Dataset rows about figures
— Start —

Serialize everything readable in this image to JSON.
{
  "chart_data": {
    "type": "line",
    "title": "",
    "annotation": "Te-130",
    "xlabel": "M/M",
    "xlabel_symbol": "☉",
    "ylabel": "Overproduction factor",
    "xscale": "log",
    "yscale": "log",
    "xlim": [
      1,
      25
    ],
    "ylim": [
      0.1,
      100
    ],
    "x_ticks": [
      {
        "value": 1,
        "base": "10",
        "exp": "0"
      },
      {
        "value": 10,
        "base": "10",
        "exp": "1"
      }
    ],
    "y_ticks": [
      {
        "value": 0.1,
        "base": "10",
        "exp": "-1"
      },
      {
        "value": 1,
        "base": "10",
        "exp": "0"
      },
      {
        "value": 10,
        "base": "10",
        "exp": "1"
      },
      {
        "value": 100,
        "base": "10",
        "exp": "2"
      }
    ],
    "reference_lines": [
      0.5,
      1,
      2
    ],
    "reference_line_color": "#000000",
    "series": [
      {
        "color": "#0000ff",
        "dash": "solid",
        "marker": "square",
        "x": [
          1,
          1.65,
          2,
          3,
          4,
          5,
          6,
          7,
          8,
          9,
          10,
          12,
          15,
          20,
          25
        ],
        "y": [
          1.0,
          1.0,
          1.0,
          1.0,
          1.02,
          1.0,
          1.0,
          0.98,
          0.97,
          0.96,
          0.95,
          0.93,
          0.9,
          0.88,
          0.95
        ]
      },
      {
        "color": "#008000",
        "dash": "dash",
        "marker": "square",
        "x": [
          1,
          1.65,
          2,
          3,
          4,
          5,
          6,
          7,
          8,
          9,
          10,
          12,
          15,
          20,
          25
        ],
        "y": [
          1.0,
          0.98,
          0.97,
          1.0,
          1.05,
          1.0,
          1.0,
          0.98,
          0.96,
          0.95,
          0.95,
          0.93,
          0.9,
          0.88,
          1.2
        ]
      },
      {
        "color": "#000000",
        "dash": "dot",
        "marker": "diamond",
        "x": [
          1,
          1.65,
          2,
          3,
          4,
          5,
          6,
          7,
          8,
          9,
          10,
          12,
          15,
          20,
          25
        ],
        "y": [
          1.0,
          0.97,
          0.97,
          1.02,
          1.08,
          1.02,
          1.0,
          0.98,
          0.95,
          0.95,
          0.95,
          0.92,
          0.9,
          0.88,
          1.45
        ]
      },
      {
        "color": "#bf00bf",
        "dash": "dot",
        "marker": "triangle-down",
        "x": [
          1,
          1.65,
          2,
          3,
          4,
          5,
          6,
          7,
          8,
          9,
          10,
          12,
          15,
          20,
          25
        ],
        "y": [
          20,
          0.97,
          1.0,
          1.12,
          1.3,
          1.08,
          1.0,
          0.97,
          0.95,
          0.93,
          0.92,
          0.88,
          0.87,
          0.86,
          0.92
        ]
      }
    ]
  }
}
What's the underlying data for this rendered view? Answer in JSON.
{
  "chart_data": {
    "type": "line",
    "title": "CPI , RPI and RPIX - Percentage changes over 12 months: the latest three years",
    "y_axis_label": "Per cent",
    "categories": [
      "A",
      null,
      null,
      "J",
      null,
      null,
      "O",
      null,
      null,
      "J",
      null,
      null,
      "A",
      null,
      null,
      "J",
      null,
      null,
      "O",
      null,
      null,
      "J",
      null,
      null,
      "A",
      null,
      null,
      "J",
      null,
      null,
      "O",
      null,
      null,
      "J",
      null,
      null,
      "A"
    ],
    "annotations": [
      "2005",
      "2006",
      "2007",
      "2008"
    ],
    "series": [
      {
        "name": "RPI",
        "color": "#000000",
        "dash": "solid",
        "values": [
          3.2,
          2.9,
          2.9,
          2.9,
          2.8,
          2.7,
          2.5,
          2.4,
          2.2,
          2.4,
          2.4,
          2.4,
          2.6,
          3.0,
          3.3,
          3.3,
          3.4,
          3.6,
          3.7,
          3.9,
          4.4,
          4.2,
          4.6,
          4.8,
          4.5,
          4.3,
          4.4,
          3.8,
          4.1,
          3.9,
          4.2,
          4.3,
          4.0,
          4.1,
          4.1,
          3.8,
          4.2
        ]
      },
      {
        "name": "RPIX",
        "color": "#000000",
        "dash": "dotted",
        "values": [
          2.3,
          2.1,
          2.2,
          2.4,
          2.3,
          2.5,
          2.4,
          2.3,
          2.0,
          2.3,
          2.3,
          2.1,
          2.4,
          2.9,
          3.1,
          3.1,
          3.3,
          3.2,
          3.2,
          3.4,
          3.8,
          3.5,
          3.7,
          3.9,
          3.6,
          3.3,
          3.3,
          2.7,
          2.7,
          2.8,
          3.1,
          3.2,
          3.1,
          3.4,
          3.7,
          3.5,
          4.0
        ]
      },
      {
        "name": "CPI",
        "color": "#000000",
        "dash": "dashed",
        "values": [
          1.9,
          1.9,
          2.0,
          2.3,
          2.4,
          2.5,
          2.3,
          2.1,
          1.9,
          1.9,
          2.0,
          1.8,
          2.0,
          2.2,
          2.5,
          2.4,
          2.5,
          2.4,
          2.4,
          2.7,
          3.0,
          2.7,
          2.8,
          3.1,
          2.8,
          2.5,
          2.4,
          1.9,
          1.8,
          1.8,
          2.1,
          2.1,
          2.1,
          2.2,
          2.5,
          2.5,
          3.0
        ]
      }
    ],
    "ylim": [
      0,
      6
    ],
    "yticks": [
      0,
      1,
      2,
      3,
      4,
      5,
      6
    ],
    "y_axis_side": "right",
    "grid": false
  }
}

— End —

* _Exercise_
Using the listing above, gather each line that holds the string "title" and copy it.

* _Reply_
    "title": "",
    "title": "CPI , RPI and RPIX - Percentage changes over 12 months: the latest three years",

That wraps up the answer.